Problem: Give only the number of lines below that contain the word "fertilizer".

(Figure dataset records)
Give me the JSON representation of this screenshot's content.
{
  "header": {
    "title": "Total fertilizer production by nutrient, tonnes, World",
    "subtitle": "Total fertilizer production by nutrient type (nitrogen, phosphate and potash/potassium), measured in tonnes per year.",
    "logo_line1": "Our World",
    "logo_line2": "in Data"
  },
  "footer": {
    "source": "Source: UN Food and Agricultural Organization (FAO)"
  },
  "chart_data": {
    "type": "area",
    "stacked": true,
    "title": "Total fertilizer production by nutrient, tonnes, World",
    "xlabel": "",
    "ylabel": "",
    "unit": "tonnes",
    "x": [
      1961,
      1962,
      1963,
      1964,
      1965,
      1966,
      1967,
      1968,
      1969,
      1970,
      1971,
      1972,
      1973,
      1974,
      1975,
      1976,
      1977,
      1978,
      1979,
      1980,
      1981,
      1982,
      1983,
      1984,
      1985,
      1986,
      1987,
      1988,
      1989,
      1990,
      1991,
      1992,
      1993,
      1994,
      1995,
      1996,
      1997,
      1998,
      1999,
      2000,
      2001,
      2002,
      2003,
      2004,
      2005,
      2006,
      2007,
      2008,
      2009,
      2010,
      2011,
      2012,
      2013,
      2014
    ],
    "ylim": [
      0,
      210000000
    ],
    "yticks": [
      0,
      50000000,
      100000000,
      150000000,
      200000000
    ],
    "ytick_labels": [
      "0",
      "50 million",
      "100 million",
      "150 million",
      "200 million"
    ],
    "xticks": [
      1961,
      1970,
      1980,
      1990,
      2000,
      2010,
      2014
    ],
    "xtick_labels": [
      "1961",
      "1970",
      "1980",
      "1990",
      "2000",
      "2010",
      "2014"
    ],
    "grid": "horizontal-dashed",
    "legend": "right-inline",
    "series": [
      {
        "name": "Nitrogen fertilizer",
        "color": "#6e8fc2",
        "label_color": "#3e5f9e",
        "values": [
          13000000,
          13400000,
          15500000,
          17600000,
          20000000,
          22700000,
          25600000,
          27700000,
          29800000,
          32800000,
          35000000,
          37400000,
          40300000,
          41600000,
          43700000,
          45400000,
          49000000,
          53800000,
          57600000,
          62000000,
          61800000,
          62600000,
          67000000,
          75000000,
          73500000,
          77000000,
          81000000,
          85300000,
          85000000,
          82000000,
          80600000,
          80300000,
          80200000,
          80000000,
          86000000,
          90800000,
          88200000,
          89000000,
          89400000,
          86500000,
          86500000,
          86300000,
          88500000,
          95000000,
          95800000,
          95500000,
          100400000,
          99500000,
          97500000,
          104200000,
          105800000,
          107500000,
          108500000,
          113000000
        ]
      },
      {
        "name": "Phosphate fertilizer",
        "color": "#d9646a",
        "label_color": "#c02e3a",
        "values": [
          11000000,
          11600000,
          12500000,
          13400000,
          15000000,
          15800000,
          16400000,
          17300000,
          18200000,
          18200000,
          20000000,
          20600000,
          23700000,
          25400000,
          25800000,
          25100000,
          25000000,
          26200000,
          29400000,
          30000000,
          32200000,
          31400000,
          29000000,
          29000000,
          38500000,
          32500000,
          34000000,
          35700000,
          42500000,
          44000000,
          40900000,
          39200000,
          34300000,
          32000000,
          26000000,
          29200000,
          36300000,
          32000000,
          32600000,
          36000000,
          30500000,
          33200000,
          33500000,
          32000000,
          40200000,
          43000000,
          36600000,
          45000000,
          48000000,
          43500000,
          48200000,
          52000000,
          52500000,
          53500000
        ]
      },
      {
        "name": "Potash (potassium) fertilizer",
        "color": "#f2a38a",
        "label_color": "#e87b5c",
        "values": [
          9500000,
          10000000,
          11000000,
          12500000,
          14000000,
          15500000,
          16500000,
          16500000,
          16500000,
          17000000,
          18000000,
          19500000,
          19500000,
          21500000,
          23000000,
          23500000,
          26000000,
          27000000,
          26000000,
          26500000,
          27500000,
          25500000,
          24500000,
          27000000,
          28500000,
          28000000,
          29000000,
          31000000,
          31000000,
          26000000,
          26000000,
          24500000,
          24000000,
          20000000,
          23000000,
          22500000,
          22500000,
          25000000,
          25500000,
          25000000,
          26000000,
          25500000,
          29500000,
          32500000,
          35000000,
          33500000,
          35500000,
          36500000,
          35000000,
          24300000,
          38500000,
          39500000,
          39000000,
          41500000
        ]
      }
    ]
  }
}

Result: 6